SET EXERCISE
Render the lines of the material as a numbered list with blank lines omitted, beginning at the line that contains "- y-axis-label: Pindex" and stopping after the line that contains "- bar-2019: [866, 369, 921, 761]".
___ LISTED RECORDS
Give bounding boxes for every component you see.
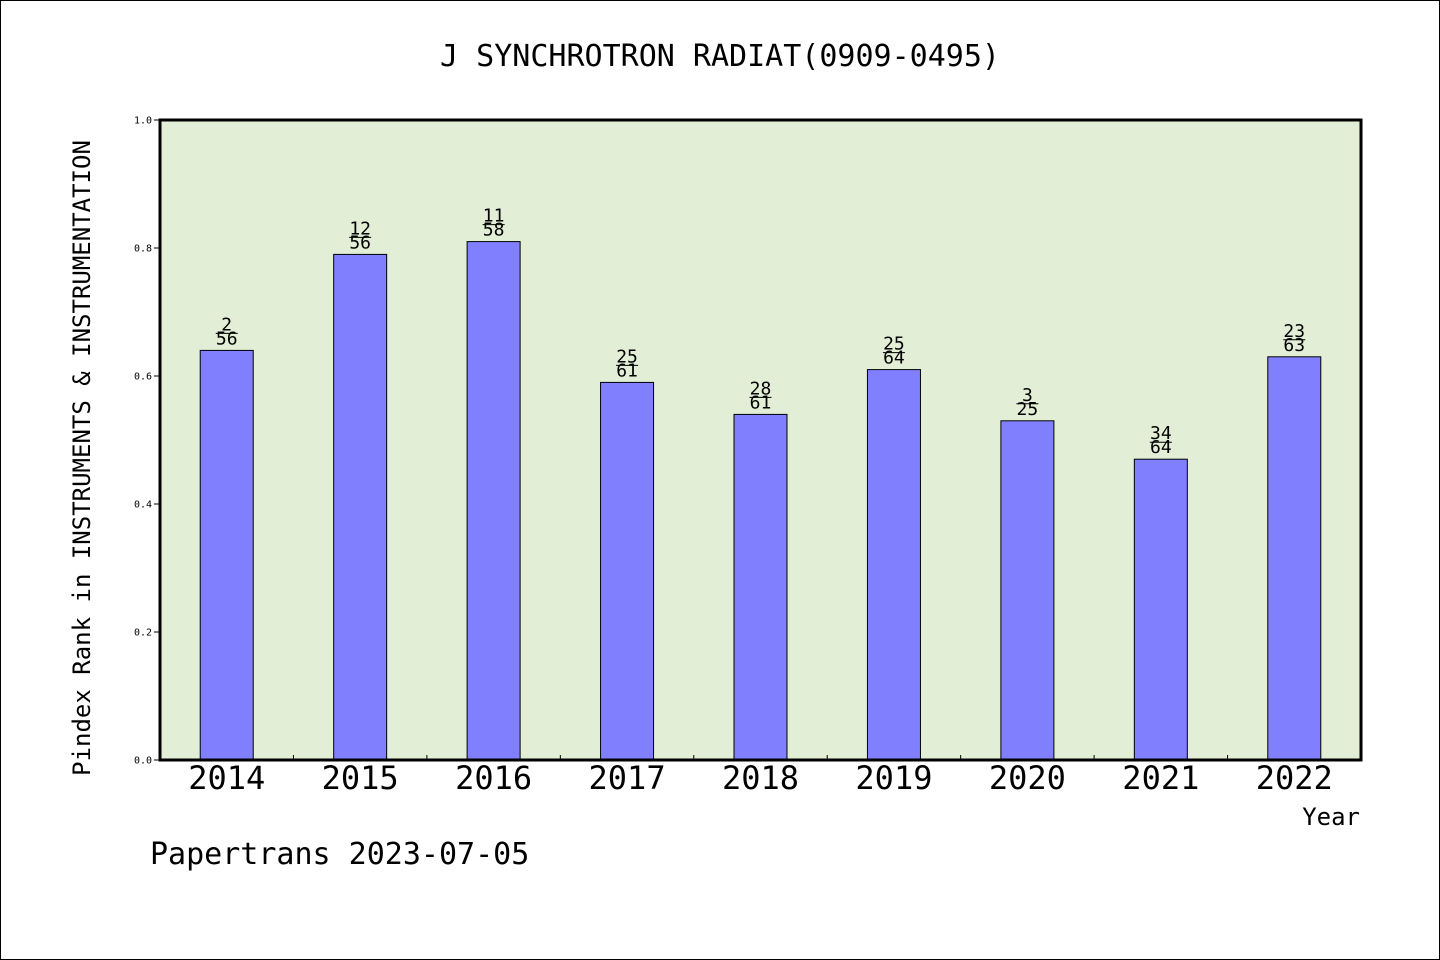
- y-axis-label: Pindex Rank in INSTRUMENTS & INSTRUMENTA…: [68, 140, 96, 776]
- x-tick-label-2022: 2022: [1256, 759, 1333, 797]
- bar-2020: [1000, 420, 1055, 761]
- total-label-2017: 61: [616, 360, 638, 381]
- y-tick-label-0.4: 0.4: [134, 500, 152, 511]
- bar-2015: [333, 253, 388, 761]
- y-tick-label-0.6: 0.6: [134, 372, 152, 383]
- total-label-2020: 25: [1017, 399, 1039, 420]
- total-label-2021: 64: [1150, 437, 1172, 458]
- total-label-2014: 56: [216, 328, 238, 349]
- rank-label-2017: 25: [616, 346, 638, 367]
- x-tick-label-2020: 2020: [989, 759, 1066, 797]
- y-tick-label-1.0: 1.0: [134, 116, 152, 127]
- y-tick-label-0.8: 0.8: [134, 244, 152, 255]
- chart-title: J SYNCHROTRON RADIAT(0909-0495): [440, 39, 1000, 74]
- bar-2018: [733, 413, 788, 761]
- x-tick-label-2017: 2017: [589, 759, 666, 797]
- x-tick-label-2015: 2015: [322, 759, 399, 797]
- y-tick-label-0.0: 0.0: [134, 756, 152, 767]
- rank-label-2015: 12: [349, 218, 371, 239]
- rank-label-2016: 11: [483, 206, 505, 227]
- bar-2021: [1133, 458, 1188, 761]
- bar-2014: [199, 349, 254, 761]
- bar-2019: [866, 369, 921, 761]
- total-label-2016: 58: [483, 220, 505, 241]
- rank-label-2018: 28: [750, 378, 772, 399]
- axis-ticks: 2014 2015 2016 2017 2018 2019 2020 2021 2022 0.0 0…: [134, 116, 1333, 798]
- rank-label-2014: 2: [221, 314, 232, 335]
- plot-border: [158, 118, 1363, 762]
- total-label-2022: 63: [1283, 335, 1305, 356]
- total-label-2015: 56: [349, 232, 371, 253]
- x-tick-label-2018: 2018: [722, 759, 799, 797]
- total-label-2018: 61: [750, 392, 772, 413]
- bar-2022: [1267, 356, 1322, 761]
- total-label-2019: 64: [883, 348, 905, 369]
- rank-label-2020: 3: [1022, 385, 1033, 406]
- x-axis-label: Year: [1302, 803, 1360, 831]
- y-tick-label-0.2: 0.2: [134, 628, 152, 639]
- x-tick-label-2014: 2014: [188, 759, 265, 797]
- footer-text: Papertrans 2023-07-05: [150, 837, 529, 872]
- bar-2016: [466, 241, 521, 761]
- x-tick-label-2019: 2019: [855, 759, 932, 797]
- rank-label-2021: 34: [1150, 423, 1172, 444]
- bar-2017: [600, 381, 655, 761]
- rank-label-2022: 23: [1283, 321, 1305, 342]
- x-tick-label-2021: 2021: [1122, 759, 1199, 797]
- x-tick-label-2016: 2016: [455, 759, 532, 797]
- rank-label-2019: 25: [883, 334, 905, 355]
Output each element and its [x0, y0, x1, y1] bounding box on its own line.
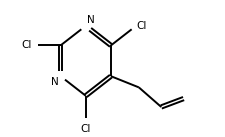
______
WRITTEN SOLUTION
1. - y-axis-label: Pindex Rank in INSTRUMENTS & INSTRUMENTA…: [68, 140, 96, 776]
2. - x-tick-label-2022: 2022: [1256, 759, 1333, 797]
3. - bar-2020: [1000, 420, 1055, 761]
4. - total-label-2017: 61: [616, 360, 638, 381]
5. - y-tick-label-0.4: 0.4: [134, 500, 152, 511]
6. - bar-2015: [333, 253, 388, 761]
7. - y-tick-label-0.6: 0.6: [134, 372, 152, 383]
8. - total-label-2020: 25: [1017, 399, 1039, 420]
9. - total-label-2021: 64: [1150, 437, 1172, 458]
10. - total-label-2014: 56: [216, 328, 238, 349]
11. - rank-label-2017: 25: [616, 346, 638, 367]
12. - x-tick-label-2020: 2020: [989, 759, 1066, 797]
13. - y-tick-label-1.0: 1.0: [134, 116, 152, 127]
14. - y-tick-label-0.8: 0.8: [134, 244, 152, 255]
15. - chart-title: J SYNCHROTRON RADIAT(0909-0495): [440, 39, 1000, 74]
16. - bar-2018: [733, 413, 788, 761]
17. - x-tick-label-2017: 2017: [589, 759, 666, 797]
18. - x-tick-label-2015: 2015: [322, 759, 399, 797]
19. - y-tick-label-0.0: 0.0: [134, 756, 152, 767]
20. - rank-label-2015: 12: [349, 218, 371, 239]
21. - rank-label-2016: 11: [483, 206, 505, 227]
22. - bar-2021: [1133, 458, 1188, 761]
23. - bar-2014: [199, 349, 254, 761]
24. - bar-2019: [866, 369, 921, 761]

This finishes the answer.